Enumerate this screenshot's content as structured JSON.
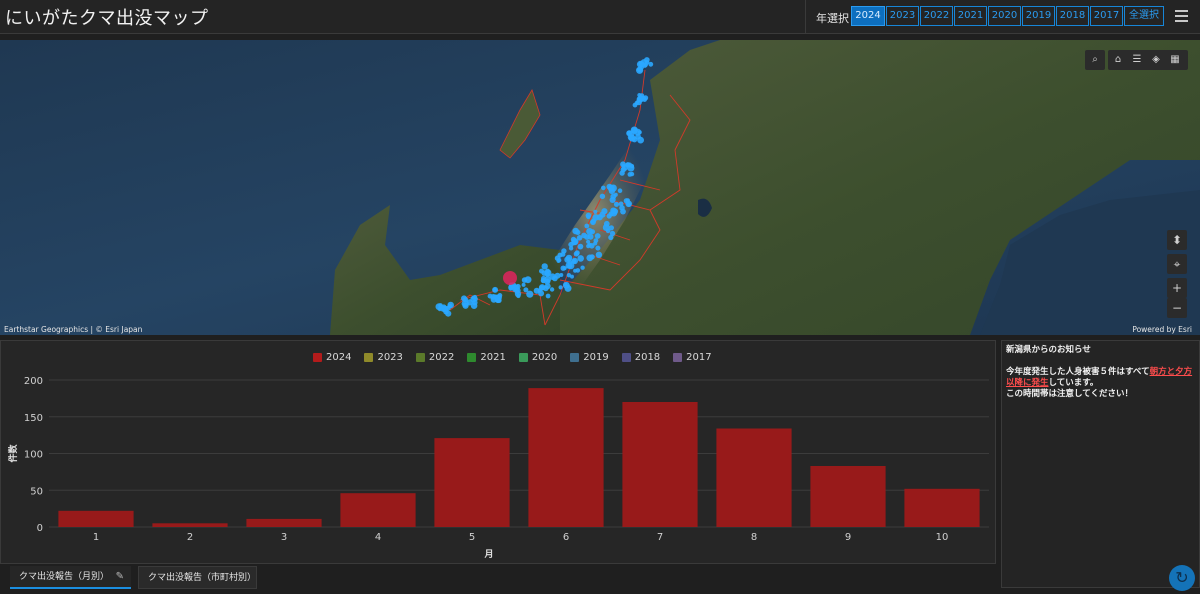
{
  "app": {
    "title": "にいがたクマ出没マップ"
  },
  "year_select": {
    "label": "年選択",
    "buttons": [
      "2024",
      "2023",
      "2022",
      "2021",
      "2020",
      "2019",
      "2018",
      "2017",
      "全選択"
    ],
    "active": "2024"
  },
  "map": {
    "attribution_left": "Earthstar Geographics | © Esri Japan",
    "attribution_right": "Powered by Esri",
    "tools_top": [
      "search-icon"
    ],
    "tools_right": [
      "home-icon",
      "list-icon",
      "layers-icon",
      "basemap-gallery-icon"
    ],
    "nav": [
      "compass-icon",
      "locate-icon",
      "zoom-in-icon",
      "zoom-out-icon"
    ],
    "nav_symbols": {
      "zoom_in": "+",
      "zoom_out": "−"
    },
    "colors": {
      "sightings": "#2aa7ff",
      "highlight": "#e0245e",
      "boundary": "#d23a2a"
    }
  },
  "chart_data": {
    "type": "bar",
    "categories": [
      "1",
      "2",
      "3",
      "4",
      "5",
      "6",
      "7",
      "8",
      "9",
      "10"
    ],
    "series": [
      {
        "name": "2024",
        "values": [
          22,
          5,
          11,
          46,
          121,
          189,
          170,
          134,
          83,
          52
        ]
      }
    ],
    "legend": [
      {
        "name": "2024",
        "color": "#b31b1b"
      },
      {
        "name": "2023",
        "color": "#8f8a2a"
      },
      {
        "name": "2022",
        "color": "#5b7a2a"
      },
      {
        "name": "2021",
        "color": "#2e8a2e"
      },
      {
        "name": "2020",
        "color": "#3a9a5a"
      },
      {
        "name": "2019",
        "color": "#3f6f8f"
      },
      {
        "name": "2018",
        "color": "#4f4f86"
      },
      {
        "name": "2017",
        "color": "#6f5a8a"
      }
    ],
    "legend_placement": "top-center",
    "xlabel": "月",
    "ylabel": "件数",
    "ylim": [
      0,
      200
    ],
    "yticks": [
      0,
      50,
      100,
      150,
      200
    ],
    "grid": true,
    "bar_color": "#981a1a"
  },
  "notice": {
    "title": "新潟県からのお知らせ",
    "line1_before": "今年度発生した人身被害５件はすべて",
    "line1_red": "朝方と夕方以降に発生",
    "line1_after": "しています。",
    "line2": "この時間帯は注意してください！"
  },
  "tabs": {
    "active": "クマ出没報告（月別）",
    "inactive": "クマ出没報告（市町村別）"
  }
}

★ ★ ★ ★

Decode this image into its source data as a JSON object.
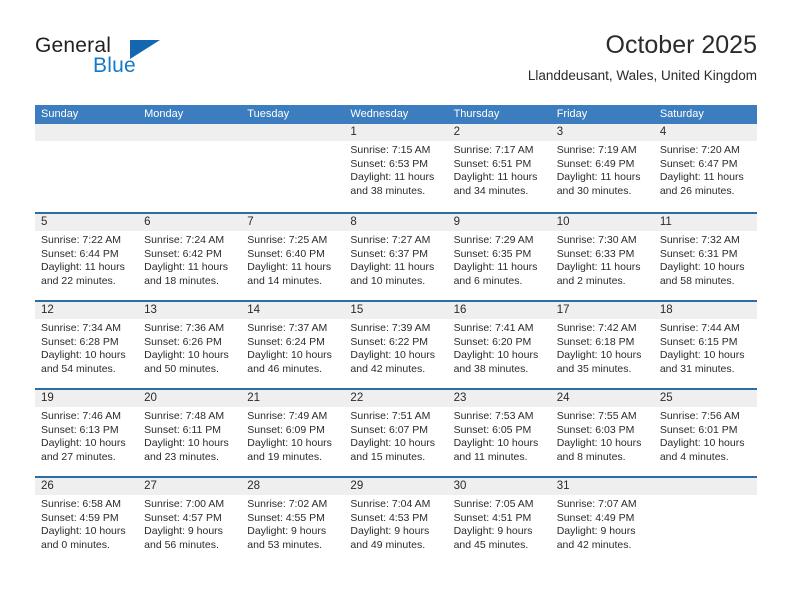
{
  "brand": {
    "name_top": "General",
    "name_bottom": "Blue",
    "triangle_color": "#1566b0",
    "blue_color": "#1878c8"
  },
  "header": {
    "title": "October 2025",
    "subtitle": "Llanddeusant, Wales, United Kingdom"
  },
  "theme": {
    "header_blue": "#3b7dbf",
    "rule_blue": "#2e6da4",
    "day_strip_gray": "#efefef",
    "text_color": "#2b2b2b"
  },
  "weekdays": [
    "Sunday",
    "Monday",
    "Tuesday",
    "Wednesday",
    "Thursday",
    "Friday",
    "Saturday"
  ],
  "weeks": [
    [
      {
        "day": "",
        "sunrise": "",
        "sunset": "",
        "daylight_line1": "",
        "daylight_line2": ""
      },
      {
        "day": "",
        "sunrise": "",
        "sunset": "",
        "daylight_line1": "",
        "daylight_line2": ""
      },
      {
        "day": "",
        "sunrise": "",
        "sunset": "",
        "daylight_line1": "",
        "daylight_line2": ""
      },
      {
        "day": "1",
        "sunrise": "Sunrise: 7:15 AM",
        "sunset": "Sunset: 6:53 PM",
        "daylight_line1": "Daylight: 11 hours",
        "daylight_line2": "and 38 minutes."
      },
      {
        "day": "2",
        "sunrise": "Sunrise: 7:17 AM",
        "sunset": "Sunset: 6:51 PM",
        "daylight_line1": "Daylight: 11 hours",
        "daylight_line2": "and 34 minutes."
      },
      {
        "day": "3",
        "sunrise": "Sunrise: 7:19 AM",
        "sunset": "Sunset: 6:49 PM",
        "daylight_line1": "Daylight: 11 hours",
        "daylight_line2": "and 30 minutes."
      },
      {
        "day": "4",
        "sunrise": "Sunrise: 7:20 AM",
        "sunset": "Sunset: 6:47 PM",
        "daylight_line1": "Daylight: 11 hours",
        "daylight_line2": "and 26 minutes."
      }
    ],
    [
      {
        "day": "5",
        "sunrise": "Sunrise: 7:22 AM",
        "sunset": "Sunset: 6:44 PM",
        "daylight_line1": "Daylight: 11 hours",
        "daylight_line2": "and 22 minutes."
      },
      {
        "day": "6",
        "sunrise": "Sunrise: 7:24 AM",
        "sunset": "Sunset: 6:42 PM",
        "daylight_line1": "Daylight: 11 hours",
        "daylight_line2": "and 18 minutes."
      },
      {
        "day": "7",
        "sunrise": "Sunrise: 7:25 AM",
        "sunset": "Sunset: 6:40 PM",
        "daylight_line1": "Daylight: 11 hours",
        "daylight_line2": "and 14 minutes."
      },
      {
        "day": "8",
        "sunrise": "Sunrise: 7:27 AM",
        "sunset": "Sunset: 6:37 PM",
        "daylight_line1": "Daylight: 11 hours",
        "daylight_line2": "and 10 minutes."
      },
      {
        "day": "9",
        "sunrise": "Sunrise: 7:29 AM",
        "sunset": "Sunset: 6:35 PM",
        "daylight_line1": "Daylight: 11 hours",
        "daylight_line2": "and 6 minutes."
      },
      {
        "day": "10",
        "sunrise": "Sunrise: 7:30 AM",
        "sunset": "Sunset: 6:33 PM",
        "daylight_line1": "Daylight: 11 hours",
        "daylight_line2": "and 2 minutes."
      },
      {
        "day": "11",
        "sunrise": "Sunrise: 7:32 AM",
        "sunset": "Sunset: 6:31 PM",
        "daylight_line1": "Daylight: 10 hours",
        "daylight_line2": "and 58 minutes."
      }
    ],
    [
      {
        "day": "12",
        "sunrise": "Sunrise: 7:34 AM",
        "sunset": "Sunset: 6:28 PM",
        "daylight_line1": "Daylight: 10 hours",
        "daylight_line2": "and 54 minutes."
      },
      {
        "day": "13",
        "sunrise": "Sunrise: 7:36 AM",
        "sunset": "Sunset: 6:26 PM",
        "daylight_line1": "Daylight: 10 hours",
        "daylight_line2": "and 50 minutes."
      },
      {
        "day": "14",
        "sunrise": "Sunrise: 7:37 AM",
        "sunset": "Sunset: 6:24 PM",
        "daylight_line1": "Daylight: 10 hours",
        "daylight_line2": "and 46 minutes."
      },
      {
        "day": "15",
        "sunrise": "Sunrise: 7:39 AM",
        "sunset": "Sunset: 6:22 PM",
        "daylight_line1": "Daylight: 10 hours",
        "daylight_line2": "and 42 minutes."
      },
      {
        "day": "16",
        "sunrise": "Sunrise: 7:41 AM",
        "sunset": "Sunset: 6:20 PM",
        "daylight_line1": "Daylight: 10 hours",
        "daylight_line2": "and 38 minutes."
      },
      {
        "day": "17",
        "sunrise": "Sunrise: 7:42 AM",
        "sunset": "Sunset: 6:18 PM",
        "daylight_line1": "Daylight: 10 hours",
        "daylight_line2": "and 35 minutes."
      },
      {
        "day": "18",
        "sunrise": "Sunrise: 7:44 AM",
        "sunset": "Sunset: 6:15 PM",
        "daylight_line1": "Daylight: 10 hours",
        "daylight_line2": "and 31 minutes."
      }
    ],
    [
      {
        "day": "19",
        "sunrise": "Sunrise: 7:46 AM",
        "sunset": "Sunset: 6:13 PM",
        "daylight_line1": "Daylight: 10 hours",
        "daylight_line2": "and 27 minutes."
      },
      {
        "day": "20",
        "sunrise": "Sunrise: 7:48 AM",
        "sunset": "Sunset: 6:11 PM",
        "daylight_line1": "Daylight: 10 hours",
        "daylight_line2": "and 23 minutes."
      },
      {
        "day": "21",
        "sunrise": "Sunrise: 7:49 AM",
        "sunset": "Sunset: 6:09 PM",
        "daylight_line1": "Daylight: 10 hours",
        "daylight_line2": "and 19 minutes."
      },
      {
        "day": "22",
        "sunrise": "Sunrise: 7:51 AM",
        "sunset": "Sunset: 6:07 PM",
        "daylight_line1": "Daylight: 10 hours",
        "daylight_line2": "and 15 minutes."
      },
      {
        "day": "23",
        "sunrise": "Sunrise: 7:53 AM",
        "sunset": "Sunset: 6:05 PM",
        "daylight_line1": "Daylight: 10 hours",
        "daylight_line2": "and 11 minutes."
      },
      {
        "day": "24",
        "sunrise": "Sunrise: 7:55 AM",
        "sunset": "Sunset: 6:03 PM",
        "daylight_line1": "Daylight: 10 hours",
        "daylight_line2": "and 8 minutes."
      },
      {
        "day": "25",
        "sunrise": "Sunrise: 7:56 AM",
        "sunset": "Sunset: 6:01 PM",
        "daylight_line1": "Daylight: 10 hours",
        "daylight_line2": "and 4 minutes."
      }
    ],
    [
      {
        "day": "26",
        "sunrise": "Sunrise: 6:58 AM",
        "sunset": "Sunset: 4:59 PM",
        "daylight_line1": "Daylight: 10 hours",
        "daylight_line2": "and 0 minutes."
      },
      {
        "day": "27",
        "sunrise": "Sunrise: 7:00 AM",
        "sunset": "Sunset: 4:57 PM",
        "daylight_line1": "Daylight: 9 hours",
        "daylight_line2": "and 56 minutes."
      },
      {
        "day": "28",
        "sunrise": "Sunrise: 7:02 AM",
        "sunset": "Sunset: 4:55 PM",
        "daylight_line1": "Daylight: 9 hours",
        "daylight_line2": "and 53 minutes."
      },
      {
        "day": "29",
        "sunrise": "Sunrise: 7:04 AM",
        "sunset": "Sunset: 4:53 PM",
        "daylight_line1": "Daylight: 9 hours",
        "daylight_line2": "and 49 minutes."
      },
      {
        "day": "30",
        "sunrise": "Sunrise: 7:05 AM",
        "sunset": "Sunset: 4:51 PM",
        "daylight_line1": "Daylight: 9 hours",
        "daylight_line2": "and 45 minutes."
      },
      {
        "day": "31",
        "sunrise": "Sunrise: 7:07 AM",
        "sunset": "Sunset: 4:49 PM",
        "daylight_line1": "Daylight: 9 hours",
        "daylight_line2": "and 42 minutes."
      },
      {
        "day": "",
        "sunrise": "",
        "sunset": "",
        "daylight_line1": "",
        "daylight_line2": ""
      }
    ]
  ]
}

★ ★ ★ ★

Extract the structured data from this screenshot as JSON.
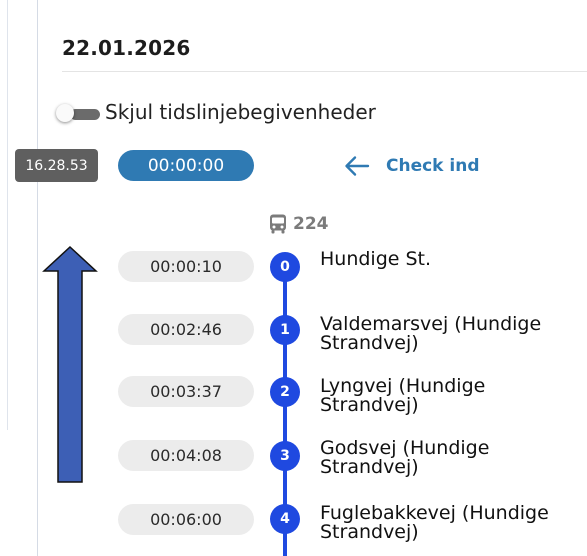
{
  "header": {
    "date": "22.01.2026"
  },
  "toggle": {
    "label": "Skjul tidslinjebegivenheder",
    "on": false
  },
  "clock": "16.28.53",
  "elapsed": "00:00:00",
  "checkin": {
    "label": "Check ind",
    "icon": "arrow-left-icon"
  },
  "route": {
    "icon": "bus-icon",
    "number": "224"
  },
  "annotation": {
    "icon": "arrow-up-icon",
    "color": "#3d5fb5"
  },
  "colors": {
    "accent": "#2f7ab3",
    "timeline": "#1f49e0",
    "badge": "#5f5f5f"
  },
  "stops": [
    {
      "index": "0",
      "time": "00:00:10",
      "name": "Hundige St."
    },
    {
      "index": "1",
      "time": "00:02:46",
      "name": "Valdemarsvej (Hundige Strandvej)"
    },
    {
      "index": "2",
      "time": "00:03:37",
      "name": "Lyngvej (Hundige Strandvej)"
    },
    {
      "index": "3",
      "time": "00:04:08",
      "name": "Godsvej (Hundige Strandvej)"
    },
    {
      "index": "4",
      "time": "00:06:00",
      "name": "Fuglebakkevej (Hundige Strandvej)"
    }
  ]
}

★ ★ ★ ★

Exercise objective: From the listing above, pick out each line where the word "Hundige" appears.

Correct response:
      "name": "Hundige St."
      "name": "Valdemarsvej (Hundige Strandvej)"
      "name": "Lyngvej (Hundige Strandvej)"
      "name": "Godsvej (Hundige Strandvej)"
      "name": "Fuglebakkevej (Hundige Strandvej)"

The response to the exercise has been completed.